Extracted material ::

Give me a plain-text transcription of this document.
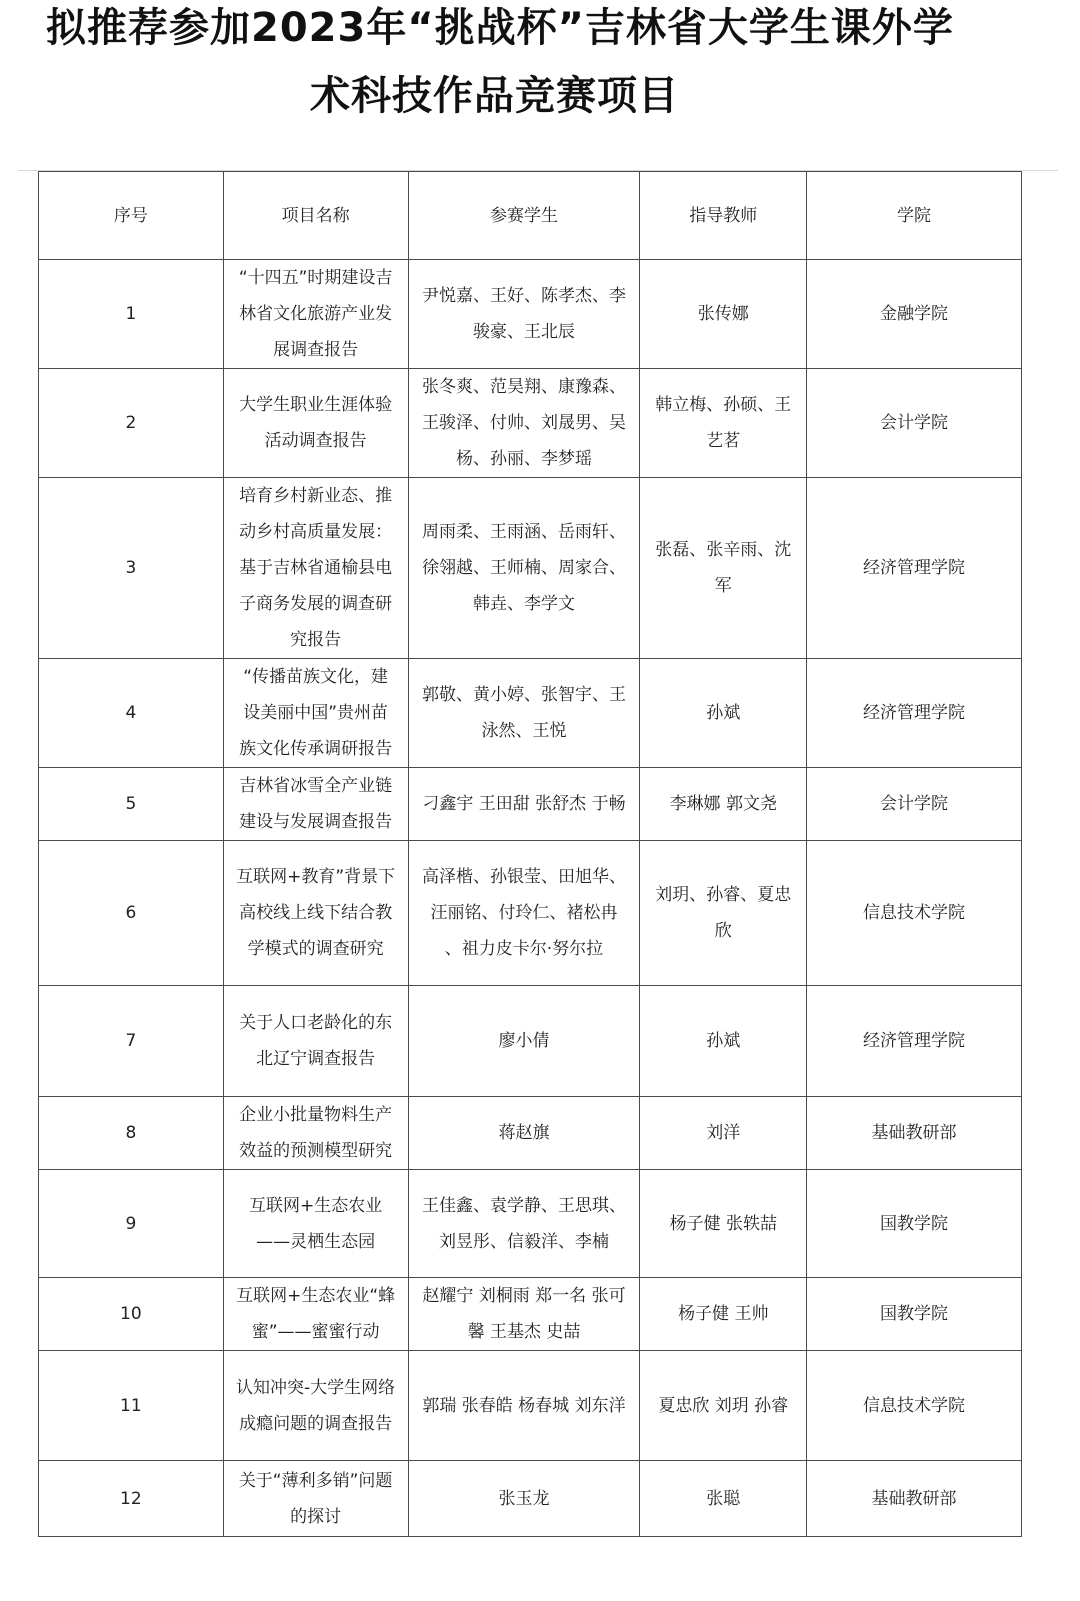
拟推荐参加2023年“挑战杯”吉林省大学生课外学
术科技作品竞赛项目
序号	项目名称	参赛学生	指导教师	学院
1	“十四五”时期建设吉林省文化旅游产业发展调查报告	尹悦嘉、王好、陈孝杰、李骏豪、王北辰	张传娜	金融学院
2	大学生职业生涯体验活动调查报告	张冬爽、范昊翔、康豫森、王骏泽、付帅、刘晟男、吴杨、孙丽、李梦瑶	韩立梅、孙硕、王艺茗	会计学院
3	培育乡村新业态、推动乡村高质量发展：基于吉林省通榆县电子商务发展的调查研究报告	周雨柔、王雨涵、岳雨轩、徐翎越、王师楠、周家合、韩垚、李学文	张磊、张辛雨、沈军	经济管理学院
4	“传播苗族文化，建设美丽中国”贵州苗族文化传承调研报告	郭敬、黄小婷、张智宇、王泳然、王悦	孙斌	经济管理学院
5	吉林省冰雪全产业链建设与发展调查报告	刁鑫宇 王田甜 张舒杰 于畅	李琳娜 郭文尧	会计学院
6	互联网+教育”背景下高校线上线下结合教学模式的调查研究	高泽楷、孙银莹、田旭华、汪丽铭、付玲仁、褚松冉 、祖力皮卡尔·努尔拉	刘玥、孙睿、夏忠欣	信息技术学院
7	关于人口老龄化的东北辽宁调查报告	廖小倩	孙斌	经济管理学院
8	企业小批量物料生产效益的预测模型研究	蒋赵旗	刘洋	基础教研部
9	互联网+生态农业——灵栖生态园	王佳鑫、袁学静、王思琪、刘昱彤、信毅洋、李楠	杨子健 张轶喆	国教学院
10	互联网+生态农业“蜂蜜”——蜜蜜行动	赵耀宁 刘桐雨 郑一名 张可馨 王基杰 史喆	杨子健 王帅	国教学院
11	认知冲突-大学生网络成瘾问题的调查报告	郭瑞 张春皓 杨春城 刘东洋	夏忠欣 刘玥 孙睿	信息技术学院
12	关于“薄利多销”问题的探讨	张玉龙	张聪	基础教研部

Job :: Reproduce every record above exactly, omitting the pictures.

Worked answer ::
Give me a plain-text transcription of this document.
拟推荐参加2023年“挑战杯”吉林省大学生课外学
术科技作品竞赛项目
序号	项目名称	参赛学生	指导教师	学院
1	“十四五”时期建设吉林省文化旅游产业发展调查报告	尹悦嘉、王好、陈孝杰、李骏豪、王北辰	张传娜	金融学院
2	大学生职业生涯体验活动调查报告	张冬爽、范昊翔、康豫森、王骏泽、付帅、刘晟男、吴杨、孙丽、李梦瑶	韩立梅、孙硕、王艺茗	会计学院
3	培育乡村新业态、推动乡村高质量发展：基于吉林省通榆县电子商务发展的调查研究报告	周雨柔、王雨涵、岳雨轩、徐翎越、王师楠、周家合、韩垚、李学文	张磊、张辛雨、沈军	经济管理学院
4	“传播苗族文化，建设美丽中国”贵州苗族文化传承调研报告	郭敬、黄小婷、张智宇、王泳然、王悦	孙斌	经济管理学院
5	吉林省冰雪全产业链建设与发展调查报告	刁鑫宇 王田甜 张舒杰 于畅	李琳娜 郭文尧	会计学院
6	互联网+教育”背景下高校线上线下结合教学模式的调查研究	高泽楷、孙银莹、田旭华、汪丽铭、付玲仁、褚松冉 、祖力皮卡尔·努尔拉	刘玥、孙睿、夏忠欣	信息技术学院
7	关于人口老龄化的东北辽宁调查报告	廖小倩	孙斌	经济管理学院
8	企业小批量物料生产效益的预测模型研究	蒋赵旗	刘洋	基础教研部
9	互联网+生态农业——灵栖生态园	王佳鑫、袁学静、王思琪、刘昱彤、信毅洋、李楠	杨子健 张轶喆	国教学院
10	互联网+生态农业“蜂蜜”——蜜蜜行动	赵耀宁 刘桐雨 郑一名 张可馨 王基杰 史喆	杨子健 王帅	国教学院
11	认知冲突-大学生网络成瘾问题的调查报告	郭瑞 张春皓 杨春城 刘东洋	夏忠欣 刘玥 孙睿	信息技术学院
12	关于“薄利多销”问题的探讨	张玉龙	张聪	基础教研部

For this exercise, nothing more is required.